▶ [WHAT THE TASK ASKS] Reproduce the passage about cold-hardy tropical fruit trees below word for word, starting with "Tropical fruit trees tend" and going on through "or frost cloth.".

▶ [SOURCE EXCERPT]
+ + + + +
Tropical fruit trees tend to be delicate plants that wither at the first sign of cold wind. Not all species are this delicate; some will survive several degrees of frost. Grow them in a sheltered spot, exposed to as much sunshine as possible, to encourage flowering and fruiting. Protect young tropical fruit trees during cold winter nights by draping them with a blanket or frost cloth.
The evergreen feijoa or pineapple guava (Feijoa sellowiana) is a South American native that is hardy to 10 degrees F. It grows as a rounded shrub or small tree up to 15 feet high with small, rounded leaves. Plant feijoas in a sunny spot with fertile, well-drained soil. They are drought tolerant and produce fruit during the summer. Both the pink flowers and green or yellow fruit are edible.
The Surinam cherry (Eugenia uniflora) grows up to 20 feet tall with small, delicate leaves that are red when young. Grow it as a specimen tree or prune into a hedge or windbreak. Surinam cherry trees are hardy to 25 degrees F. The fragrant, white flowers are followed by cherry-sized fruit with pronounced ribbing. They can be red or purple when ripe and are rich in vitamin C.
Guava trees (Psidium guajava) will survive temperatures below 25 degrees F, once they are mature. Even if they are killed down to the ground by a light frost, guava trees sometimes regrow once the winter is over. Plant guava trees close to a south-facing wall for maximum shelter and exposure to the sun.
+ + + + +
▶ [SUPPLIED DATA]
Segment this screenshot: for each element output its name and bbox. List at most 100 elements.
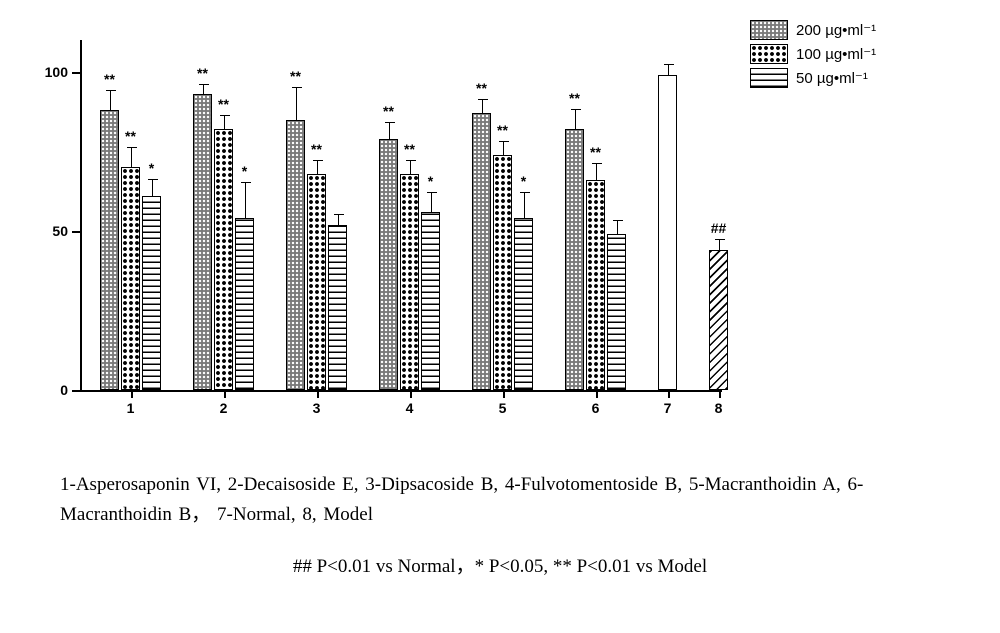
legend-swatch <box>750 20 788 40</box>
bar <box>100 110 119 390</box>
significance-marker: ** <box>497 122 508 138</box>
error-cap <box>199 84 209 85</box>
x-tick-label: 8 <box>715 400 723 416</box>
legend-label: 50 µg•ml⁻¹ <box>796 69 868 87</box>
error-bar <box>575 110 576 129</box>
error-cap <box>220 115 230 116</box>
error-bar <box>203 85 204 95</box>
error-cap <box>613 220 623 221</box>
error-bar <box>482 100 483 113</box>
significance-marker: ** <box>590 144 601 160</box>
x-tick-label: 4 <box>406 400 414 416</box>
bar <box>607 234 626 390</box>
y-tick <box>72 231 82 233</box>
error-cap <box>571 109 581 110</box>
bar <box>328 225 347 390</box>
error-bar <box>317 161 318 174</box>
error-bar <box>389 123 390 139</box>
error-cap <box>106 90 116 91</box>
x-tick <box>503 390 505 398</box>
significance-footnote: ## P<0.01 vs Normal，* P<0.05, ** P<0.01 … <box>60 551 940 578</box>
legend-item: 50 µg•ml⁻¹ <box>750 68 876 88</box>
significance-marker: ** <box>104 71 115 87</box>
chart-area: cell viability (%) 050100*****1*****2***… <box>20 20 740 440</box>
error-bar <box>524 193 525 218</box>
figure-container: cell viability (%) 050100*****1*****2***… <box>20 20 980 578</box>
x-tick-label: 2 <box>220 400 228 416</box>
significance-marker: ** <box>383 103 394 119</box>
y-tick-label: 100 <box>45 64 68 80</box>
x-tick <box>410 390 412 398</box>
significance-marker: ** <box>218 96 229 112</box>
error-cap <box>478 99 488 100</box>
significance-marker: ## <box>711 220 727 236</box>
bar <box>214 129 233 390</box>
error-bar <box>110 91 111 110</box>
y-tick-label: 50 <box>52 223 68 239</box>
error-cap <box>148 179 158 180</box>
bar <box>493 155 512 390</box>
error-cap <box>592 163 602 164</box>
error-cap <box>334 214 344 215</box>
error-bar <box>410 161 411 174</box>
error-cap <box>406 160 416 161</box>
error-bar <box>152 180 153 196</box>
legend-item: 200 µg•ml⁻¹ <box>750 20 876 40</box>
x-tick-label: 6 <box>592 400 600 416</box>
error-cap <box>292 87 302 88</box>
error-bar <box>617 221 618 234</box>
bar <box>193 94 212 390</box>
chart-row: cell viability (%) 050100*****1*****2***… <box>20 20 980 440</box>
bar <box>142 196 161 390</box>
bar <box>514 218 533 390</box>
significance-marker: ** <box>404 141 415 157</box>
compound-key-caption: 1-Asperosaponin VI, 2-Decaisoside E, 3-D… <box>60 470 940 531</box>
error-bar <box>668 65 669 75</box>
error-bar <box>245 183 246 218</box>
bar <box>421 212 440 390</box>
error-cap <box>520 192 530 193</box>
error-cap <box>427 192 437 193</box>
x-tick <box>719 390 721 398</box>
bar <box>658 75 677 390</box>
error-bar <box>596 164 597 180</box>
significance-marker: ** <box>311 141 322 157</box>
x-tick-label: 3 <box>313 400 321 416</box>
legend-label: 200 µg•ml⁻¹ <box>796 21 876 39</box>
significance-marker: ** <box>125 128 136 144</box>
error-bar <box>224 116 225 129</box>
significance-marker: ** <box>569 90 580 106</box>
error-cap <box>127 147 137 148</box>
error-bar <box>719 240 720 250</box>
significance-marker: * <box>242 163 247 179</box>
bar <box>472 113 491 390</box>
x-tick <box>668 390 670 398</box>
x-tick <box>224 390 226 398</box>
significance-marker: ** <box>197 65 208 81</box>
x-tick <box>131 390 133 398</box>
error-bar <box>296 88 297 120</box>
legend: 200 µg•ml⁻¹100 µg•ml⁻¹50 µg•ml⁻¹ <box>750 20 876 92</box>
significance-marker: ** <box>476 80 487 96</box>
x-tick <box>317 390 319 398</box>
+ + + + +
▶ [EXPECTED OUTPUT]
Tropical fruit trees tend to be delicate plants that wither at the first sign of cold wind. Not all species are this delicate; some will survive several degrees of frost. Grow them in a sheltered spot, exposed to as much sunshine as possible, to encourage flowering and fruiting. Protect young tropical fruit trees during cold winter nights by draping them with a blanket or frost cloth.